TASK DIRECTIONS:
Return the entries below verbatim. Pictures stay out.

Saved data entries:

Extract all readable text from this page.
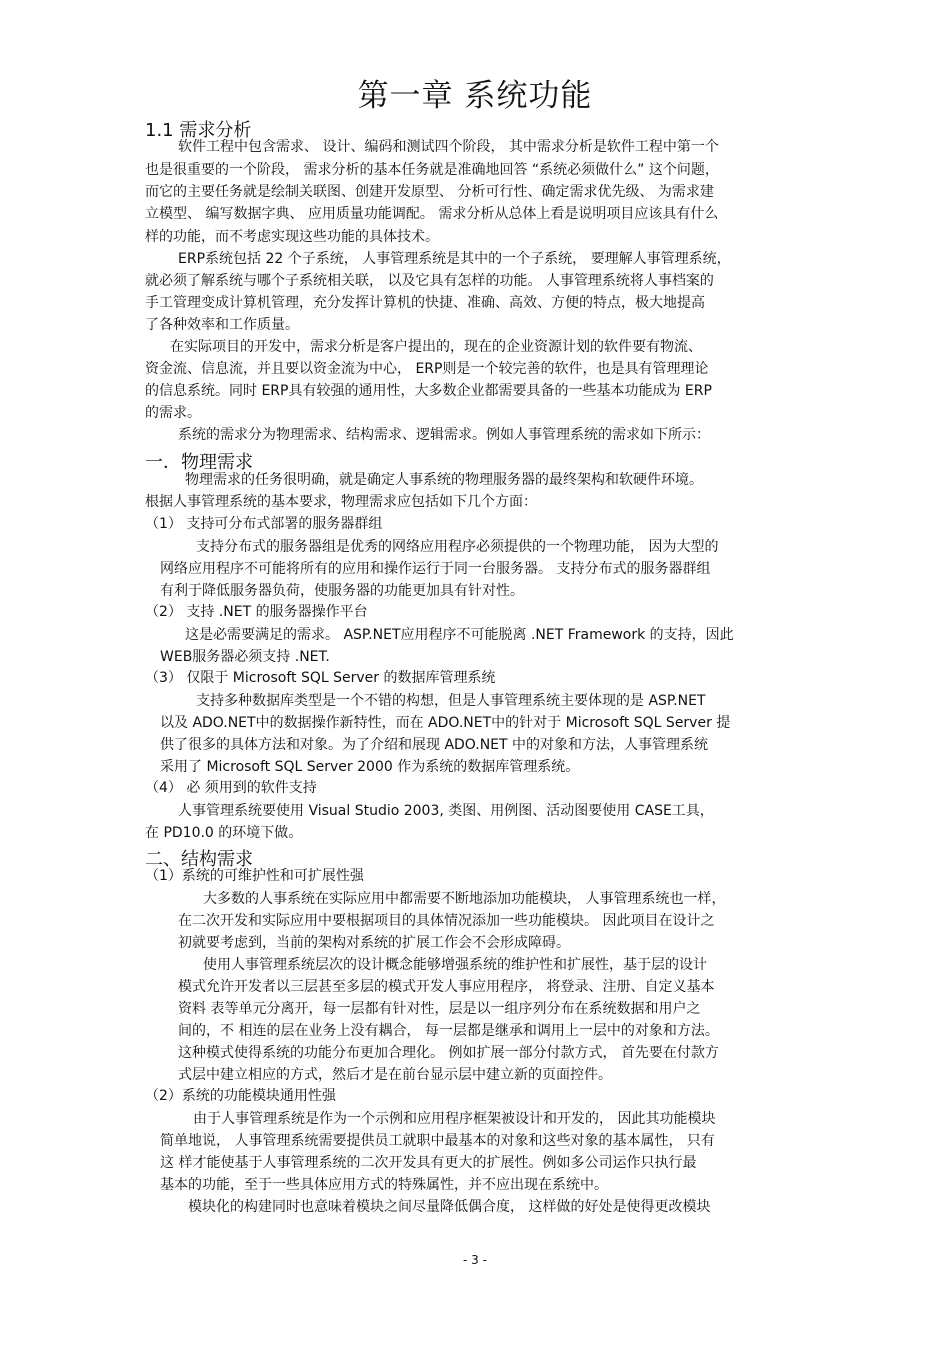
第一章 系统功能
1.1 需求分析
软件工程中包含需求、 设计、编码和测试四个阶段， 其中需求分析是软件工程中第一个
也是很重要的一个阶段， 需求分析的基本任务就是准确地回答 “系统必须做什么” 这个问题，
而它的主要任务就是绘制关联图、创建开发原型、 分析可行性、确定需求优先级、 为需求建
立模型、 编写数据字典、 应用质量功能调配。 需求分析从总体上看是说明项目应该具有什么
样的功能，而不考虑实现这些功能的具体技术。
ERP系统包括 22 个子系统， 人事管理系统是其中的一个子系统， 要理解人事管理系统，
就必须了解系统与哪个子系统相关联， 以及它具有怎样的功能。 人事管理系统将人事档案的
手工管理变成计算机管理，充分发挥计算机的快捷、准确、高效、方便的特点，极大地提高
了各种效率和工作质量。
在实际项目的开发中，需求分析是客户提出的，现在的企业资源计划的软件要有物流、
资金流、信息流，并且要以资金流为中心， ERP则是一个较完善的软件，也是具有管理理论
的信息系统。同时 ERP具有较强的通用性，大多数企业都需要具备的一些基本功能成为 ERP
的需求。
系统的需求分为物理需求、结构需求、逻辑需求。例如人事管理系统的需求如下所示：
一．物理需求
物理需求的任务很明确，就是确定人事系统的物理服务器的最终架构和软硬件环境。
根据人事管理系统的基本要求，物理需求应包括如下几个方面：
（1） 支持可分布式部署的服务器群组
支持分布式的服务器组是优秀的网络应用程序必须提供的一个物理功能， 因为大型的
网络应用程序不可能将所有的应用和操作运行于同一台服务器。 支持分布式的服务器群组
有利于降低服务器负荷，使服务器的功能更加具有针对性。
（2） 支持 .NET 的服务器操作平台
这是必需要满足的需求。 ASP.NET应用程序不可能脱离 .NET Framework 的支持，因此
WEB服务器必须支持 .NET.
（3） 仅限于 Microsoft SQL Server 的数据库管理系统
支持多种数据库类型是一个不错的构想，但是人事管理系统主要体现的是 ASP.NET
以及 ADO.NET中的数据操作新特性，而在 ADO.NET中的针对于 Microsoft SQL Server 提
供了很多的具体方法和对象。为了介绍和展现 ADO.NET 中的对象和方法，人事管理系统
采用了 Microsoft SQL Server 2000 作为系统的数据库管理系统。
（4） 必 须用到的软件支持
人事管理系统要使用 Visual Studio 2003, 类图、用例图、活动图要使用 CASE工具，
在 PD10.0 的环境下做。
二、结构需求
（1）系统的可维护性和可扩展性强
大多数的人事系统在实际应用中都需要不断地添加功能模块， 人事管理系统也一样，
在二次开发和实际应用中要根据项目的具体情况添加一些功能模块。 因此项目在设计之
初就要考虑到，当前的架构对系统的扩展工作会不会形成障碍。
使用人事管理系统层次的设计概念能够增强系统的维护性和扩展性，基于层的设计
模式允许开发者以三层甚至多层的模式开发人事应用程序， 将登录、注册、自定义基本
资料 表等单元分离开，每一层都有针对性，层是以一组序列分布在系统数据和用户之
间的，不 相连的层在业务上没有耦合， 每一层都是继承和调用上一层中的对象和方法。
这种模式使得系统的功能分布更加合理化。 例如扩展一部分付款方式， 首先要在付款方
式层中建立相应的方式，然后才是在前台显示层中建立新的页面控件。
（2）系统的功能模块通用性强
由于人事管理系统是作为一个示例和应用程序框架被设计和开发的， 因此其功能模块
简单地说， 人事管理系统需要提供员工就职中最基本的对象和这些对象的基本属性， 只有
这 样才能使基于人事管理系统的二次开发具有更大的扩展性。例如多公司运作只执行最
基本的功能，至于一些具体应用方式的特殊属性，并不应出现在系统中。
模块化的构建同时也意味着模块之间尽量降低偶合度， 这样做的好处是使得更改模块
- 3 -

SOLUTION:
Extract all readable text from this page.
第一章 系统功能
1.1 需求分析
软件工程中包含需求、 设计、编码和测试四个阶段， 其中需求分析是软件工程中第一个
也是很重要的一个阶段， 需求分析的基本任务就是准确地回答 “系统必须做什么” 这个问题，
而它的主要任务就是绘制关联图、创建开发原型、 分析可行性、确定需求优先级、 为需求建
立模型、 编写数据字典、 应用质量功能调配。 需求分析从总体上看是说明项目应该具有什么
样的功能，而不考虑实现这些功能的具体技术。
ERP系统包括 22 个子系统， 人事管理系统是其中的一个子系统， 要理解人事管理系统，
就必须了解系统与哪个子系统相关联， 以及它具有怎样的功能。 人事管理系统将人事档案的
手工管理变成计算机管理，充分发挥计算机的快捷、准确、高效、方便的特点，极大地提高
了各种效率和工作质量。
在实际项目的开发中，需求分析是客户提出的，现在的企业资源计划的软件要有物流、
资金流、信息流，并且要以资金流为中心， ERP则是一个较完善的软件，也是具有管理理论
的信息系统。同时 ERP具有较强的通用性，大多数企业都需要具备的一些基本功能成为 ERP
的需求。
系统的需求分为物理需求、结构需求、逻辑需求。例如人事管理系统的需求如下所示：
一．物理需求
物理需求的任务很明确，就是确定人事系统的物理服务器的最终架构和软硬件环境。
根据人事管理系统的基本要求，物理需求应包括如下几个方面：
（1） 支持可分布式部署的服务器群组
支持分布式的服务器组是优秀的网络应用程序必须提供的一个物理功能， 因为大型的
网络应用程序不可能将所有的应用和操作运行于同一台服务器。 支持分布式的服务器群组
有利于降低服务器负荷，使服务器的功能更加具有针对性。
（2） 支持 .NET 的服务器操作平台
这是必需要满足的需求。 ASP.NET应用程序不可能脱离 .NET Framework 的支持，因此
WEB服务器必须支持 .NET.
（3） 仅限于 Microsoft SQL Server 的数据库管理系统
支持多种数据库类型是一个不错的构想，但是人事管理系统主要体现的是 ASP.NET
以及 ADO.NET中的数据操作新特性，而在 ADO.NET中的针对于 Microsoft SQL Server 提
供了很多的具体方法和对象。为了介绍和展现 ADO.NET 中的对象和方法，人事管理系统
采用了 Microsoft SQL Server 2000 作为系统的数据库管理系统。
（4） 必 须用到的软件支持
人事管理系统要使用 Visual Studio 2003, 类图、用例图、活动图要使用 CASE工具，
在 PD10.0 的环境下做。
二、结构需求
（1）系统的可维护性和可扩展性强
大多数的人事系统在实际应用中都需要不断地添加功能模块， 人事管理系统也一样，
在二次开发和实际应用中要根据项目的具体情况添加一些功能模块。 因此项目在设计之
初就要考虑到，当前的架构对系统的扩展工作会不会形成障碍。
使用人事管理系统层次的设计概念能够增强系统的维护性和扩展性，基于层的设计
模式允许开发者以三层甚至多层的模式开发人事应用程序， 将登录、注册、自定义基本
资料 表等单元分离开，每一层都有针对性，层是以一组序列分布在系统数据和用户之
间的，不 相连的层在业务上没有耦合， 每一层都是继承和调用上一层中的对象和方法。
这种模式使得系统的功能分布更加合理化。 例如扩展一部分付款方式， 首先要在付款方
式层中建立相应的方式，然后才是在前台显示层中建立新的页面控件。
（2）系统的功能模块通用性强
由于人事管理系统是作为一个示例和应用程序框架被设计和开发的， 因此其功能模块
简单地说， 人事管理系统需要提供员工就职中最基本的对象和这些对象的基本属性， 只有
这 样才能使基于人事管理系统的二次开发具有更大的扩展性。例如多公司运作只执行最
基本的功能，至于一些具体应用方式的特殊属性，并不应出现在系统中。
模块化的构建同时也意味着模块之间尽量降低偶合度， 这样做的好处是使得更改模块
- 3 -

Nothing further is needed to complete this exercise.